__PASSAGE TO READ__.

* * * * * * * * *

Re: Losing records in PostgreSQL 9.6

From: A G <andreas(dot)grill(at)gmail(dot)com>
To: Robert Treat <rob(at)xzilla(dot)net>
Cc: pgsql-admin(at)lists(dot)postgresql(dot)org
Subject: Re: Losing records in PostgreSQL 9.6
Date: 2022-06-04 09:19:21
Message-ID: CAJ_geA9BWqzG4d6agwkYQahMs2V=xb=cL7bqnDURXUkvPuCQYA@mail.gmail.com
Views: Raw Message | Whole Thread | Download mbox | Resend email
Thread:
Lists: pgsql-admin

Thank you for your helpful input and sorry my late answer, I wanted to
check first the database statistics tables you suggested.
Unfortunately, we don't have access to them.
But that was great input. We are planning to improve the backup system to
include more information that will help us in the future to analyse what
happened on a customer database.

* * * * * * * * *

__COLLECTED MATERIAL__.
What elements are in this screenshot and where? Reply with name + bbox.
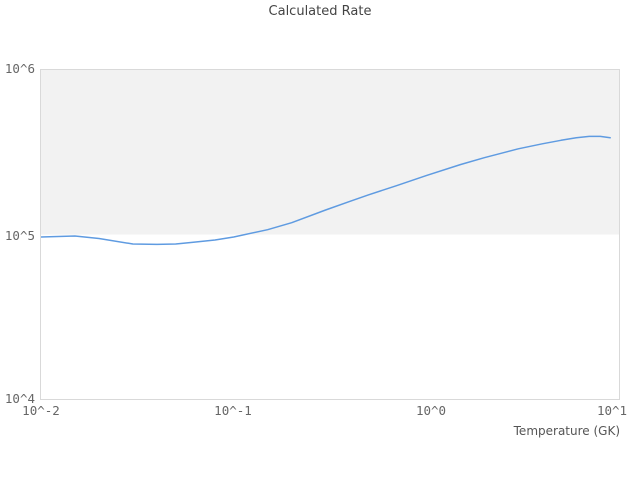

* * * * * * * * *

__DIRECTIVES__.
- 1) Translate this sentence from the mailing list reply about losing records in PostgreSQL 9.6 into Spanish: "We are planning to improve the backup system to include more information that will help us in the future to analyse what happened on a customer database."
- 2) In the mailing list reply about losing records in PostgreSQL 9.6, what did the writer want to check before answering?

__SOLUTIONS__.
- 1) Estamos planeando mejorar el sistema de copias de seguridad para incluir más información que nos ayude en el futuro a analizar lo que ocurrió en una base de datos de un cliente.

- 2) The database statistics tables that had been suggested.